## TASK STATEMENT
Within the records that follow, find every line containing the string "gave". Copy those lines.
════════════════════
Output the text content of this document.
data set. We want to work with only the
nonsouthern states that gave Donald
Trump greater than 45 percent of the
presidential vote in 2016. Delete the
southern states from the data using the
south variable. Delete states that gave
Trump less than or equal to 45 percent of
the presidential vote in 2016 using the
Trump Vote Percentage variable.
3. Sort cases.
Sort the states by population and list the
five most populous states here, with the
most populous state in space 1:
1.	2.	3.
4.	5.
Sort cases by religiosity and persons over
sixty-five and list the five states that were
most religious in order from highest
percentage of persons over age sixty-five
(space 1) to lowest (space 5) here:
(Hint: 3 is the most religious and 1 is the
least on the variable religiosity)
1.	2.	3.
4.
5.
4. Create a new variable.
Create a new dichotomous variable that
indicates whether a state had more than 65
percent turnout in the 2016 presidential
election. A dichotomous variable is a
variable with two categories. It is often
════════════════════
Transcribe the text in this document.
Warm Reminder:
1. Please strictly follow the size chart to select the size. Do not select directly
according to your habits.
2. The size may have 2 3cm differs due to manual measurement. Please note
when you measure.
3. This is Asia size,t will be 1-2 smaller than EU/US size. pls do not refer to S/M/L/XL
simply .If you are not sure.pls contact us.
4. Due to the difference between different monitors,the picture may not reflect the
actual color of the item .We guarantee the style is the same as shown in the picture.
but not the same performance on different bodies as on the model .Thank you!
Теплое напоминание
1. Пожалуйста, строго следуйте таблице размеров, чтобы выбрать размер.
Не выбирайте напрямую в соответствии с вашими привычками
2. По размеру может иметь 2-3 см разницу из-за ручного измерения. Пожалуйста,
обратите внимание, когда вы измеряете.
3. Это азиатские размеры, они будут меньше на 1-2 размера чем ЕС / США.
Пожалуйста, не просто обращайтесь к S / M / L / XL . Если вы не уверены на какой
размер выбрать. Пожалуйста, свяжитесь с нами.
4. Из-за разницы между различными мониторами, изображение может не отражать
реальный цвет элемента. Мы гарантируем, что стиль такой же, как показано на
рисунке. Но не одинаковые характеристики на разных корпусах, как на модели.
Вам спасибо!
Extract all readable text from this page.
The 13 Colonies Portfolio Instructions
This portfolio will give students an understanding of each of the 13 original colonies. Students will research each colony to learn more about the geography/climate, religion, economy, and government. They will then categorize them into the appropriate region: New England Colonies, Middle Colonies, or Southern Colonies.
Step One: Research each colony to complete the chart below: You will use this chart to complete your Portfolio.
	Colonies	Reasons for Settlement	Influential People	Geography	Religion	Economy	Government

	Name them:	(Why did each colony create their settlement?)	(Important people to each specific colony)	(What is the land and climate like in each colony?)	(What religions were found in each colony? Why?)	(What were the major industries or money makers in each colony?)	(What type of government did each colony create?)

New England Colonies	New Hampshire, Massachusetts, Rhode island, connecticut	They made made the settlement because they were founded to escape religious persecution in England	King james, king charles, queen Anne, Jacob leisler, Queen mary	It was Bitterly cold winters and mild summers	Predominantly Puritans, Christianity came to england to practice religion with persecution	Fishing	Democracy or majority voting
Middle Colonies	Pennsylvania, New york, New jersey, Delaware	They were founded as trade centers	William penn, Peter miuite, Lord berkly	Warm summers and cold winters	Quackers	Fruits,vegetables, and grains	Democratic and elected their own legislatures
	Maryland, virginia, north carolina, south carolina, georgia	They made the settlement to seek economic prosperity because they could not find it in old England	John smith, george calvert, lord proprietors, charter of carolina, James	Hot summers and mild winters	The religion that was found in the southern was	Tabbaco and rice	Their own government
════════════════════
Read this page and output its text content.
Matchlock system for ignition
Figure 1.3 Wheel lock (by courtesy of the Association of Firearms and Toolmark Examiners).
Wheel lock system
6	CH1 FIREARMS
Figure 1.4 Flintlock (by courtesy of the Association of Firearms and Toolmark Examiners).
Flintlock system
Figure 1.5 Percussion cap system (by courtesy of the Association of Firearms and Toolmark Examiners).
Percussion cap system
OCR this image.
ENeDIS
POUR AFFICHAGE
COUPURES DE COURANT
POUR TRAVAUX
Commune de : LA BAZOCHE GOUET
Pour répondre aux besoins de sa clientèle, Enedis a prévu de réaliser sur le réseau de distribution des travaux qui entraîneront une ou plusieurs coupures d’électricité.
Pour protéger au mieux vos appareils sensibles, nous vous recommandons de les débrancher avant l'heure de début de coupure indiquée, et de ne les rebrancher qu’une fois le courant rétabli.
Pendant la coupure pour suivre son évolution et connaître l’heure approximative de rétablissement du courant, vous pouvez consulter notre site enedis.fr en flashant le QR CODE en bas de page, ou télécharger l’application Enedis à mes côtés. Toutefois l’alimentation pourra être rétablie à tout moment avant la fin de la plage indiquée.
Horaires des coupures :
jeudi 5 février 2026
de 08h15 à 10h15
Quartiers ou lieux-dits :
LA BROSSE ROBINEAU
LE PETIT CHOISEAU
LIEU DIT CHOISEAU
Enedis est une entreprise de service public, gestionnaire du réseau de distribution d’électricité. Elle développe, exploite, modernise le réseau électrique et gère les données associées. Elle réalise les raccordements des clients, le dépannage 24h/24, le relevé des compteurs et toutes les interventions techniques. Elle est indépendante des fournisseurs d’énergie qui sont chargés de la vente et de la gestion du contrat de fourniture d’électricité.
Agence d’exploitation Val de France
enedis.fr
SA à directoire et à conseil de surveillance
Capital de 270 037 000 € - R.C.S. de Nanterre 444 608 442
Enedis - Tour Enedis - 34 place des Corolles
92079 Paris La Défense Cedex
════════════════════
## TASK ANSWER
nonsouthern states that gave Donald
south variable. Delete states that gave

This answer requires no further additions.